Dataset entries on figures

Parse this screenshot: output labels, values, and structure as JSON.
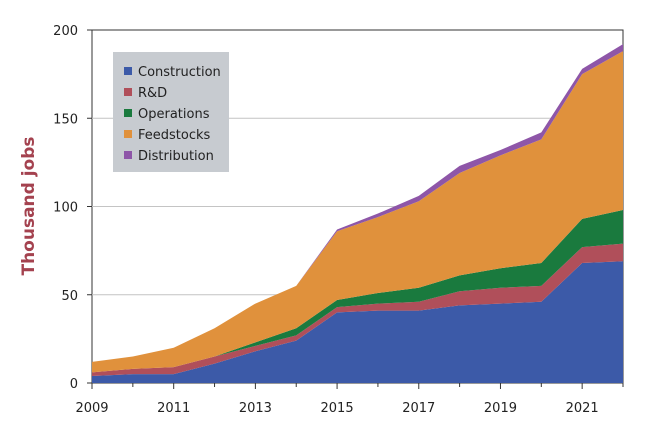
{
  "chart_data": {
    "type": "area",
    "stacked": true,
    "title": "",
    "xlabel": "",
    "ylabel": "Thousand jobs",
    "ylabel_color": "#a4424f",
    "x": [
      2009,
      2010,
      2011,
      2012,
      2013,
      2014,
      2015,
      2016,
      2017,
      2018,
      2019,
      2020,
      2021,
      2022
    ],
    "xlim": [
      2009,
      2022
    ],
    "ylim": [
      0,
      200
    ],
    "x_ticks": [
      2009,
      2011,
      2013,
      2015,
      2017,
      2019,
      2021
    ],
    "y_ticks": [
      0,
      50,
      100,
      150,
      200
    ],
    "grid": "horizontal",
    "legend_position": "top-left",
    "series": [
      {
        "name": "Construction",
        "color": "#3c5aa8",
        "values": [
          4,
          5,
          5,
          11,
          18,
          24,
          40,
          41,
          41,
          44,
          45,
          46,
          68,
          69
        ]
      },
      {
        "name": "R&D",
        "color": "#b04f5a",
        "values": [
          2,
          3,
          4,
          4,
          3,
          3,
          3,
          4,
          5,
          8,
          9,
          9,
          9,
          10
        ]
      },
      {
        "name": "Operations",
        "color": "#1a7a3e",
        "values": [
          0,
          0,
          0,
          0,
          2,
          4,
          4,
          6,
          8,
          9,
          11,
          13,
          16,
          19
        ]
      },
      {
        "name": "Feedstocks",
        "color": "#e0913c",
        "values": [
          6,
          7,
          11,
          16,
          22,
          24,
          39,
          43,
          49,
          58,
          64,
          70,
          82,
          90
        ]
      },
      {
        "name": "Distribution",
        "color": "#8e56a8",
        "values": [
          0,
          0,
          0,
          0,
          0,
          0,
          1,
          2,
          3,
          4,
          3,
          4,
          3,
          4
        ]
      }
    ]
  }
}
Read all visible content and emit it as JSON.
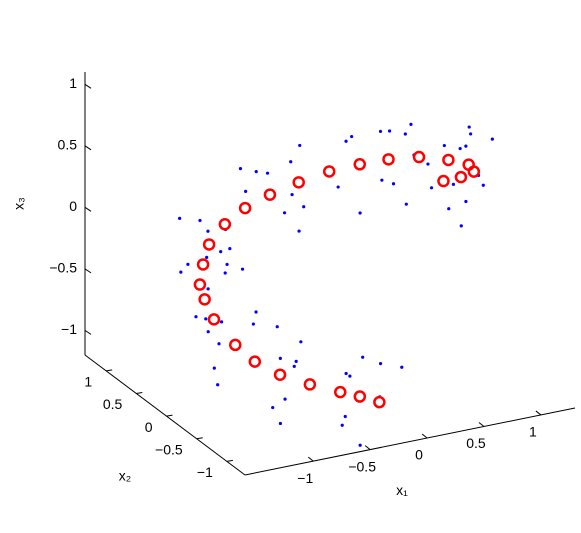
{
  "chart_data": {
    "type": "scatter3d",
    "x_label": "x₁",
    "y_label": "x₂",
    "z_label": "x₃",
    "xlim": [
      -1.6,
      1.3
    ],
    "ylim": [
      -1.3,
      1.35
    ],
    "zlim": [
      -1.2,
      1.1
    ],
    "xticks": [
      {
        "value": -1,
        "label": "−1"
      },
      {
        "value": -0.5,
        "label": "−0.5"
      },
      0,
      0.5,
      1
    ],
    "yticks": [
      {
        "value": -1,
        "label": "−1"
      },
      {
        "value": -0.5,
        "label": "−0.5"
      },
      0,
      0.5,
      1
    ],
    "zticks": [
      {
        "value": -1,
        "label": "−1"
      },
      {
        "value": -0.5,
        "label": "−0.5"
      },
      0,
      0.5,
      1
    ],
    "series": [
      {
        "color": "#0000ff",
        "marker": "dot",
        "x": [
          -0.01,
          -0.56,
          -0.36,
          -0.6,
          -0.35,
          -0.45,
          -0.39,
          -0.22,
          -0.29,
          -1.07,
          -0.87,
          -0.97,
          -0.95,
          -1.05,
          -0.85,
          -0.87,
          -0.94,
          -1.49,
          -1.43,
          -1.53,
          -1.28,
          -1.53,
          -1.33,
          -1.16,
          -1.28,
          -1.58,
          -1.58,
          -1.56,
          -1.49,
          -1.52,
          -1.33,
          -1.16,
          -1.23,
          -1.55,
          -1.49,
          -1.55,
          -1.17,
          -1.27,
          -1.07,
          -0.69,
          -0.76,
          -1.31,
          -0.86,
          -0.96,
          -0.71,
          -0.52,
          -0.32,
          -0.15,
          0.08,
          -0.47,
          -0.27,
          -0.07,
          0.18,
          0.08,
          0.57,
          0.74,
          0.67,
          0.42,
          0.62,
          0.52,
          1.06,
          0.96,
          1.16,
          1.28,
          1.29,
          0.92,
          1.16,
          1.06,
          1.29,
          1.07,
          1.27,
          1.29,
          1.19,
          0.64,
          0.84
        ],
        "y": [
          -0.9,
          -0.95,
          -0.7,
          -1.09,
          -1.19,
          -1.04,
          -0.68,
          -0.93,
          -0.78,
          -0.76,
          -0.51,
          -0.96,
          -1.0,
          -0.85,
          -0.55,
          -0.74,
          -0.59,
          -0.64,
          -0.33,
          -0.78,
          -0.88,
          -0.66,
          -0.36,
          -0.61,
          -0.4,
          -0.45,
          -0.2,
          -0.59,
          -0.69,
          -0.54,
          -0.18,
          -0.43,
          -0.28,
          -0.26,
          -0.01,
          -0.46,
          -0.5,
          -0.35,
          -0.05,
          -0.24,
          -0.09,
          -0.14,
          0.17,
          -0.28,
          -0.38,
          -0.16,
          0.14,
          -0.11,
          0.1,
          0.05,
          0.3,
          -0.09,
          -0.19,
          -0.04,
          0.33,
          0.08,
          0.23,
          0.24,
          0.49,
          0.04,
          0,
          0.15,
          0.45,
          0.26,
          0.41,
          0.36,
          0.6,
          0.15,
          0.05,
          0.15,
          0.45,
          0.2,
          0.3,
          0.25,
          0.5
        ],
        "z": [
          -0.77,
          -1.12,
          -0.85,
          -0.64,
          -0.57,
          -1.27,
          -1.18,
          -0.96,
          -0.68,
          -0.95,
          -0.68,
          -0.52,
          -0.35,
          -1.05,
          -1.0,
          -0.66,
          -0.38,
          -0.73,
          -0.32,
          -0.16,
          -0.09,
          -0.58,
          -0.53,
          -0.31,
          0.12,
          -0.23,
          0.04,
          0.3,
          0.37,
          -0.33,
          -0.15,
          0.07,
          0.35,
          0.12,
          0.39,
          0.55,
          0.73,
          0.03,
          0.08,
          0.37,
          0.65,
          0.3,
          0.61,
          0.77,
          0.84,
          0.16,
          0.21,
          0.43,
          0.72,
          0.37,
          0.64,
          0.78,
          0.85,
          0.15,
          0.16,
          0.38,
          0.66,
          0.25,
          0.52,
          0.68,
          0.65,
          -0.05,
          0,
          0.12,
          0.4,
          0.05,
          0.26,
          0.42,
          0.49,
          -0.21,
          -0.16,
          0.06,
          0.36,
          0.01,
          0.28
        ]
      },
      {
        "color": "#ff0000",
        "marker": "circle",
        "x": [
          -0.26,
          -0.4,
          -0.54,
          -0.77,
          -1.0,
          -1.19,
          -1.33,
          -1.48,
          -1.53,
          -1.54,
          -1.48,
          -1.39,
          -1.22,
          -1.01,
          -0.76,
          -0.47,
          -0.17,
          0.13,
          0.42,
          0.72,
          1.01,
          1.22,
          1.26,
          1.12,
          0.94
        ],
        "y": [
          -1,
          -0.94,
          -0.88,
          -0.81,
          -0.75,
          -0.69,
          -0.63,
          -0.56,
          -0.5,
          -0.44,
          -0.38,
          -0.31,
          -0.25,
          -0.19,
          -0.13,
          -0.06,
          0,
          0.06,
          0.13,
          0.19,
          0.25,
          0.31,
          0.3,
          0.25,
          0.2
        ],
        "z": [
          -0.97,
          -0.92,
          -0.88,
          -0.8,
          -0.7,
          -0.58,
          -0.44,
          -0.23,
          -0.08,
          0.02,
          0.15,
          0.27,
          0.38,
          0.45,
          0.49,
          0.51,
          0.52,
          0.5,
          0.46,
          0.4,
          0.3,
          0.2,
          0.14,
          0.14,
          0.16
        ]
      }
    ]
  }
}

**SET TASK:** The records shown above are to be repeated exactly, with the pictures left out.

**EXERCISE OUTPUT:**
Parse this screenshot: output labels, values, and structure as JSON.
{
  "chart_data": {
    "type": "area",
    "stacked": true,
    "title": "",
    "xlabel": "",
    "ylabel": "Thousand jobs",
    "ylabel_color": "#a4424f",
    "x": [
      2009,
      2010,
      2011,
      2012,
      2013,
      2014,
      2015,
      2016,
      2017,
      2018,
      2019,
      2020,
      2021,
      2022
    ],
    "xlim": [
      2009,
      2022
    ],
    "ylim": [
      0,
      200
    ],
    "x_ticks": [
      2009,
      2011,
      2013,
      2015,
      2017,
      2019,
      2021
    ],
    "y_ticks": [
      0,
      50,
      100,
      150,
      200
    ],
    "grid": "horizontal",
    "legend_position": "top-left",
    "series": [
      {
        "name": "Construction",
        "color": "#3c5aa8",
        "values": [
          4,
          5,
          5,
          11,
          18,
          24,
          40,
          41,
          41,
          44,
          45,
          46,
          68,
          69
        ]
      },
      {
        "name": "R&D",
        "color": "#b04f5a",
        "values": [
          2,
          3,
          4,
          4,
          3,
          3,
          3,
          4,
          5,
          8,
          9,
          9,
          9,
          10
        ]
      },
      {
        "name": "Operations",
        "color": "#1a7a3e",
        "values": [
          0,
          0,
          0,
          0,
          2,
          4,
          4,
          6,
          8,
          9,
          11,
          13,
          16,
          19
        ]
      },
      {
        "name": "Feedstocks",
        "color": "#e0913c",
        "values": [
          6,
          7,
          11,
          16,
          22,
          24,
          39,
          43,
          49,
          58,
          64,
          70,
          82,
          90
        ]
      },
      {
        "name": "Distribution",
        "color": "#8e56a8",
        "values": [
          0,
          0,
          0,
          0,
          0,
          0,
          1,
          2,
          3,
          4,
          3,
          4,
          3,
          4
        ]
      }
    ]
  }
}
Read all visible content and emit it as JSON.
{
  "chart_data": {
    "type": "scatter3d",
    "x_label": "x₁",
    "y_label": "x₂",
    "z_label": "x₃",
    "xlim": [
      -1.6,
      1.3
    ],
    "ylim": [
      -1.3,
      1.35
    ],
    "zlim": [
      -1.2,
      1.1
    ],
    "xticks": [
      {
        "value": -1,
        "label": "−1"
      },
      {
        "value": -0.5,
        "label": "−0.5"
      },
      0,
      0.5,
      1
    ],
    "yticks": [
      {
        "value": -1,
        "label": "−1"
      },
      {
        "value": -0.5,
        "label": "−0.5"
      },
      0,
      0.5,
      1
    ],
    "zticks": [
      {
        "value": -1,
        "label": "−1"
      },
      {
        "value": -0.5,
        "label": "−0.5"
      },
      0,
      0.5,
      1
    ],
    "series": [
      {
        "color": "#0000ff",
        "marker": "dot",
        "x": [
          -0.01,
          -0.56,
          -0.36,
          -0.6,
          -0.35,
          -0.45,
          -0.39,
          -0.22,
          -0.29,
          -1.07,
          -0.87,
          -0.97,
          -0.95,
          -1.05,
          -0.85,
          -0.87,
          -0.94,
          -1.49,
          -1.43,
          -1.53,
          -1.28,
          -1.53,
          -1.33,
          -1.16,
          -1.28,
          -1.58,
          -1.58,
          -1.56,
          -1.49,
          -1.52,
          -1.33,
          -1.16,
          -1.23,
          -1.55,
          -1.49,
          -1.55,
          -1.17,
          -1.27,
          -1.07,
          -0.69,
          -0.76,
          -1.31,
          -0.86,
          -0.96,
          -0.71,
          -0.52,
          -0.32,
          -0.15,
          0.08,
          -0.47,
          -0.27,
          -0.07,
          0.18,
          0.08,
          0.57,
          0.74,
          0.67,
          0.42,
          0.62,
          0.52,
          1.06,
          0.96,
          1.16,
          1.28,
          1.29,
          0.92,
          1.16,
          1.06,
          1.29,
          1.07,
          1.27,
          1.29,
          1.19,
          0.64,
          0.84
        ],
        "y": [
          -0.9,
          -0.95,
          -0.7,
          -1.09,
          -1.19,
          -1.04,
          -0.68,
          -0.93,
          -0.78,
          -0.76,
          -0.51,
          -0.96,
          -1.0,
          -0.85,
          -0.55,
          -0.74,
          -0.59,
          -0.64,
          -0.33,
          -0.78,
          -0.88,
          -0.66,
          -0.36,
          -0.61,
          -0.4,
          -0.45,
          -0.2,
          -0.59,
          -0.69,
          -0.54,
          -0.18,
          -0.43,
          -0.28,
          -0.26,
          -0.01,
          -0.46,
          -0.5,
          -0.35,
          -0.05,
          -0.24,
          -0.09,
          -0.14,
          0.17,
          -0.28,
          -0.38,
          -0.16,
          0.14,
          -0.11,
          0.1,
          0.05,
          0.3,
          -0.09,
          -0.19,
          -0.04,
          0.33,
          0.08,
          0.23,
          0.24,
          0.49,
          0.04,
          0,
          0.15,
          0.45,
          0.26,
          0.41,
          0.36,
          0.6,
          0.15,
          0.05,
          0.15,
          0.45,
          0.2,
          0.3,
          0.25,
          0.5
        ],
        "z": [
          -0.77,
          -1.12,
          -0.85,
          -0.64,
          -0.57,
          -1.27,
          -1.18,
          -0.96,
          -0.68,
          -0.95,
          -0.68,
          -0.52,
          -0.35,
          -1.05,
          -1.0,
          -0.66,
          -0.38,
          -0.73,
          -0.32,
          -0.16,
          -0.09,
          -0.58,
          -0.53,
          -0.31,
          0.12,
          -0.23,
          0.04,
          0.3,
          0.37,
          -0.33,
          -0.15,
          0.07,
          0.35,
          0.12,
          0.39,
          0.55,
          0.73,
          0.03,
          0.08,
          0.37,
          0.65,
          0.3,
          0.61,
          0.77,
          0.84,
          0.16,
          0.21,
          0.43,
          0.72,
          0.37,
          0.64,
          0.78,
          0.85,
          0.15,
          0.16,
          0.38,
          0.66,
          0.25,
          0.52,
          0.68,
          0.65,
          -0.05,
          0,
          0.12,
          0.4,
          0.05,
          0.26,
          0.42,
          0.49,
          -0.21,
          -0.16,
          0.06,
          0.36,
          0.01,
          0.28
        ]
      },
      {
        "color": "#ff0000",
        "marker": "circle",
        "x": [
          -0.26,
          -0.4,
          -0.54,
          -0.77,
          -1.0,
          -1.19,
          -1.33,
          -1.48,
          -1.53,
          -1.54,
          -1.48,
          -1.39,
          -1.22,
          -1.01,
          -0.76,
          -0.47,
          -0.17,
          0.13,
          0.42,
          0.72,
          1.01,
          1.22,
          1.26,
          1.12,
          0.94
        ],
        "y": [
          -1,
          -0.94,
          -0.88,
          -0.81,
          -0.75,
          -0.69,
          -0.63,
          -0.56,
          -0.5,
          -0.44,
          -0.38,
          -0.31,
          -0.25,
          -0.19,
          -0.13,
          -0.06,
          0,
          0.06,
          0.13,
          0.19,
          0.25,
          0.31,
          0.3,
          0.25,
          0.2
        ],
        "z": [
          -0.97,
          -0.92,
          -0.88,
          -0.8,
          -0.7,
          -0.58,
          -0.44,
          -0.23,
          -0.08,
          0.02,
          0.15,
          0.27,
          0.38,
          0.45,
          0.49,
          0.51,
          0.52,
          0.5,
          0.46,
          0.4,
          0.3,
          0.2,
          0.14,
          0.14,
          0.16
        ]
      }
    ]
  }
}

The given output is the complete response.